The task: Whenever "Código" appears in a line, please copy that line from the data.
··· Provided information
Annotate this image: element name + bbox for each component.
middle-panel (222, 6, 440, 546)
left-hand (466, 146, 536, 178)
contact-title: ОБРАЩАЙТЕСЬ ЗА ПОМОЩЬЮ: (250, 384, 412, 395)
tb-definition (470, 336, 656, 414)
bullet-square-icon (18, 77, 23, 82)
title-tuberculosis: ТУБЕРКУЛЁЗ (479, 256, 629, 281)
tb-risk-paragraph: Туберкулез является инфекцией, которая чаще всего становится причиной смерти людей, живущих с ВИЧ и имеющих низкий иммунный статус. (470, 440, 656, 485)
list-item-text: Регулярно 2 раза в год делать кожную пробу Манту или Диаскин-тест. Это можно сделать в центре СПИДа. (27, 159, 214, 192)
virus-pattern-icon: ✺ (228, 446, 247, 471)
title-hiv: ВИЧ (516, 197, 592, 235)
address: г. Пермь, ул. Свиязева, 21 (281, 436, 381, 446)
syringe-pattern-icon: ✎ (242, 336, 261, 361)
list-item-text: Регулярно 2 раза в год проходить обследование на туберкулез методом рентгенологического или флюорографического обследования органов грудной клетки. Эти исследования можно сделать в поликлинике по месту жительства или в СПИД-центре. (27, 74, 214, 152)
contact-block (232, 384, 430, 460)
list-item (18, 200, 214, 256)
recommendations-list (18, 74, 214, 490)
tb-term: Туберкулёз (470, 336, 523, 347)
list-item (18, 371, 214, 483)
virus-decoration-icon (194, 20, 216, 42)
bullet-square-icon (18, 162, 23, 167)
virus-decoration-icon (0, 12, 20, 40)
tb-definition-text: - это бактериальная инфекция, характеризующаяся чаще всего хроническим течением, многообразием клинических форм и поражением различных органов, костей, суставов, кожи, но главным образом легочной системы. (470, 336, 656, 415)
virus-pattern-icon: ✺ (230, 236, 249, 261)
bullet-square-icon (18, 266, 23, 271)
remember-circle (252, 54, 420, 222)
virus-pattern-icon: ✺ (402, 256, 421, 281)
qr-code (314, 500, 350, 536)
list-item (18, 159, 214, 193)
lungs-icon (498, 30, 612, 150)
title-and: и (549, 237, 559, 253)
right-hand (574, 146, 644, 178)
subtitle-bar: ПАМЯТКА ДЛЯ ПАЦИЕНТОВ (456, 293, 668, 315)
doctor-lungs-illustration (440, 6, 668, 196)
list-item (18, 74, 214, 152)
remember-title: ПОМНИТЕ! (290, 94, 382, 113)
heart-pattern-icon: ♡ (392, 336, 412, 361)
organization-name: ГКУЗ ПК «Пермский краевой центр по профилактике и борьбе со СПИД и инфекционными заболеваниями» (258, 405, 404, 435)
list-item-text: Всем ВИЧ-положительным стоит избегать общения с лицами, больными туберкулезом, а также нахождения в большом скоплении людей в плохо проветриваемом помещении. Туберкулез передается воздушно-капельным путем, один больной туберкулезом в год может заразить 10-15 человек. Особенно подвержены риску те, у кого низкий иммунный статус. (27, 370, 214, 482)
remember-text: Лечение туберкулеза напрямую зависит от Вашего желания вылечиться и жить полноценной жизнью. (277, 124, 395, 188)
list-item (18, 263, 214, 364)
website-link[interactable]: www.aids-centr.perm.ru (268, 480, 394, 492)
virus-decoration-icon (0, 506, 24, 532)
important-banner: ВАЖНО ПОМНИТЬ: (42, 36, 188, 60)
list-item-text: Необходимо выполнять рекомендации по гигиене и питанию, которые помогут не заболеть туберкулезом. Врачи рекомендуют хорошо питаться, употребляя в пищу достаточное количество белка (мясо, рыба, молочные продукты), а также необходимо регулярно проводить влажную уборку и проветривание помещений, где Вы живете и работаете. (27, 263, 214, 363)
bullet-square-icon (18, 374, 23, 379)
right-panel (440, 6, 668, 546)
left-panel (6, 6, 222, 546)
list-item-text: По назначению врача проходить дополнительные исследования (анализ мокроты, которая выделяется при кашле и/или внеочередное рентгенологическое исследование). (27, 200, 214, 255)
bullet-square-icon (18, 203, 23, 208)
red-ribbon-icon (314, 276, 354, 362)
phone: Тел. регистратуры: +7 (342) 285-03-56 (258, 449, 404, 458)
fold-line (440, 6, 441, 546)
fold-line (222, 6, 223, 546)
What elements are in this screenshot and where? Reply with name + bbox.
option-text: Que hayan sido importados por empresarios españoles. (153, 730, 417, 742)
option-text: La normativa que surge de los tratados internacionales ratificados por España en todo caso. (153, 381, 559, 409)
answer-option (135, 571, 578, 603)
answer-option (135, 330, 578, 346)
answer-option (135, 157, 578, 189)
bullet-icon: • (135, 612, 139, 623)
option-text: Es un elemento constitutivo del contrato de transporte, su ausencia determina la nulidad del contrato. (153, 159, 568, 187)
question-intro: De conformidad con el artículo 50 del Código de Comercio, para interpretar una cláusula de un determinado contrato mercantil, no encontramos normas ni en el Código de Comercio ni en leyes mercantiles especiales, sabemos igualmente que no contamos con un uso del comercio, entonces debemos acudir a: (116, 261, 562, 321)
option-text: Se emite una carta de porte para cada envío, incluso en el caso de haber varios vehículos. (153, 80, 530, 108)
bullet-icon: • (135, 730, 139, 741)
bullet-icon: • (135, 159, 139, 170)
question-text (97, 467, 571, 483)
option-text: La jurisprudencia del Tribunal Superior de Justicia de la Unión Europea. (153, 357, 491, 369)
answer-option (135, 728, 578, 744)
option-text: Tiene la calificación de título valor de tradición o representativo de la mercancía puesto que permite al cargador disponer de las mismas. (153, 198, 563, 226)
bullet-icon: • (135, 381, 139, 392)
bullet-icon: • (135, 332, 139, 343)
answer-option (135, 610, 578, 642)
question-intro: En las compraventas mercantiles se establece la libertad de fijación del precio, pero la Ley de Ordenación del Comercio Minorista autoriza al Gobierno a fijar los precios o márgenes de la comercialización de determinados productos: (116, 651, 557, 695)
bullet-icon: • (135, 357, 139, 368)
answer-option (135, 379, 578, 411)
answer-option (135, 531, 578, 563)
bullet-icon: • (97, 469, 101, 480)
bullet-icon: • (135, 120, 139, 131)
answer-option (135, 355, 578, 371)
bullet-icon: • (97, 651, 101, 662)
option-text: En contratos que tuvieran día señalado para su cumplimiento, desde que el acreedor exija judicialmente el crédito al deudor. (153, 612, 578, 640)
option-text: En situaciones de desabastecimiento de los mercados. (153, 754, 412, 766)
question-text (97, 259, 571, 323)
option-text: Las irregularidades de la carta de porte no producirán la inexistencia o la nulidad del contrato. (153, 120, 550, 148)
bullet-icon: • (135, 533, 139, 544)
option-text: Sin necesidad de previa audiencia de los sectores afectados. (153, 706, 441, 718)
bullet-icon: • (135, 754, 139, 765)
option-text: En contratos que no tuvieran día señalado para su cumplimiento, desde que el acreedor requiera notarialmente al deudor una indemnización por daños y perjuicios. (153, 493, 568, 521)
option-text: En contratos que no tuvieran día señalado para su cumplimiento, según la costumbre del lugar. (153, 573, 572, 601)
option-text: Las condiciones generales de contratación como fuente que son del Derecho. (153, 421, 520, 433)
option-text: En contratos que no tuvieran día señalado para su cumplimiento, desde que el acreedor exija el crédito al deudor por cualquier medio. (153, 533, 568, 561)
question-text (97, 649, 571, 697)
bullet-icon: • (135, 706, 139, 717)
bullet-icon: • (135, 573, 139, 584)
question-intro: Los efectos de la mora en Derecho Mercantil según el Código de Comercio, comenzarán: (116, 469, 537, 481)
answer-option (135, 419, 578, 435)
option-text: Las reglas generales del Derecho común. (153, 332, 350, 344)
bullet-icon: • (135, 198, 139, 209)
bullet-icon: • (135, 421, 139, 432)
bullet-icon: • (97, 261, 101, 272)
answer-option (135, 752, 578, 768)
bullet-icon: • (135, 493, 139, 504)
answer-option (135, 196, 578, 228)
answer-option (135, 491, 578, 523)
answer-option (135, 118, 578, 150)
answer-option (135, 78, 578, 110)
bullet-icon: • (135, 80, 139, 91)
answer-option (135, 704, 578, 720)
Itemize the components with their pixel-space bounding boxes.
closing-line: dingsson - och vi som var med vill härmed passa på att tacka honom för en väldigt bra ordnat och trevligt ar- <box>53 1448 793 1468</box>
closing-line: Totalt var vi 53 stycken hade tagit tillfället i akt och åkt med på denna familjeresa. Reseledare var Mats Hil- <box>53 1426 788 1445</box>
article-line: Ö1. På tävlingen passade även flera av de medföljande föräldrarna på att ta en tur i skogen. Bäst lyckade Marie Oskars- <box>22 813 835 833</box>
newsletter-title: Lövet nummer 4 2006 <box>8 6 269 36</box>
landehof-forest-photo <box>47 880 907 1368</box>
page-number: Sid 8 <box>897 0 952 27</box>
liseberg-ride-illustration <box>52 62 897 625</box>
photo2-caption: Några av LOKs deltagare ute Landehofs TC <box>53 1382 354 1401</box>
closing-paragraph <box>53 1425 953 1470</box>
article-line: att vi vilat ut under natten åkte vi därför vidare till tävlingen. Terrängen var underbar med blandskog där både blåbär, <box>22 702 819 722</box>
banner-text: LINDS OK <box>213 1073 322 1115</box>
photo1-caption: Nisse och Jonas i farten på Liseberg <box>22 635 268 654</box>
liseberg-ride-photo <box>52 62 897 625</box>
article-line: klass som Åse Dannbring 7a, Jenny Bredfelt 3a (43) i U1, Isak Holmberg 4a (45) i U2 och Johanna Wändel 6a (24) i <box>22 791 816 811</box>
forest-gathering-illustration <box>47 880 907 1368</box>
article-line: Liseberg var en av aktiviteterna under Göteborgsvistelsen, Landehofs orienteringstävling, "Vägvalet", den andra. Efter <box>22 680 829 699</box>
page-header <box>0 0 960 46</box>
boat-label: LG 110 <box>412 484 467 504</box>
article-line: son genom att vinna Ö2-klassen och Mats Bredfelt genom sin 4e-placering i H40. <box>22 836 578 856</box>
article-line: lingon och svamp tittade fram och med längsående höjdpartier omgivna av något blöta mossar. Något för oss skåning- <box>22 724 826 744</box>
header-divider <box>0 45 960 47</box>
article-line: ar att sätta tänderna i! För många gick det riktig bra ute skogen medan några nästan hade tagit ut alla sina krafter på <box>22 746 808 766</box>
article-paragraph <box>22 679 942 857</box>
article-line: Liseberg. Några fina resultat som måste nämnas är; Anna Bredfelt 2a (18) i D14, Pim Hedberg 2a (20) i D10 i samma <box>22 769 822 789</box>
······
Response box:
question-intro: De conformidad con el artículo 50 del Código de Comercio, para interpretar una cláusula de un determinado contrato mercantil, no encontramos normas ni en el Código de Comercio ni en leyes mercantiles especiales, sabemos igualmente que no contamos con un uso del comercio, entonces debemos acudir a: (116, 261, 562, 321)
question-intro: Los efectos de la mora en Derecho Mercantil según el Código de Comercio, comenzarán: (116, 469, 537, 481)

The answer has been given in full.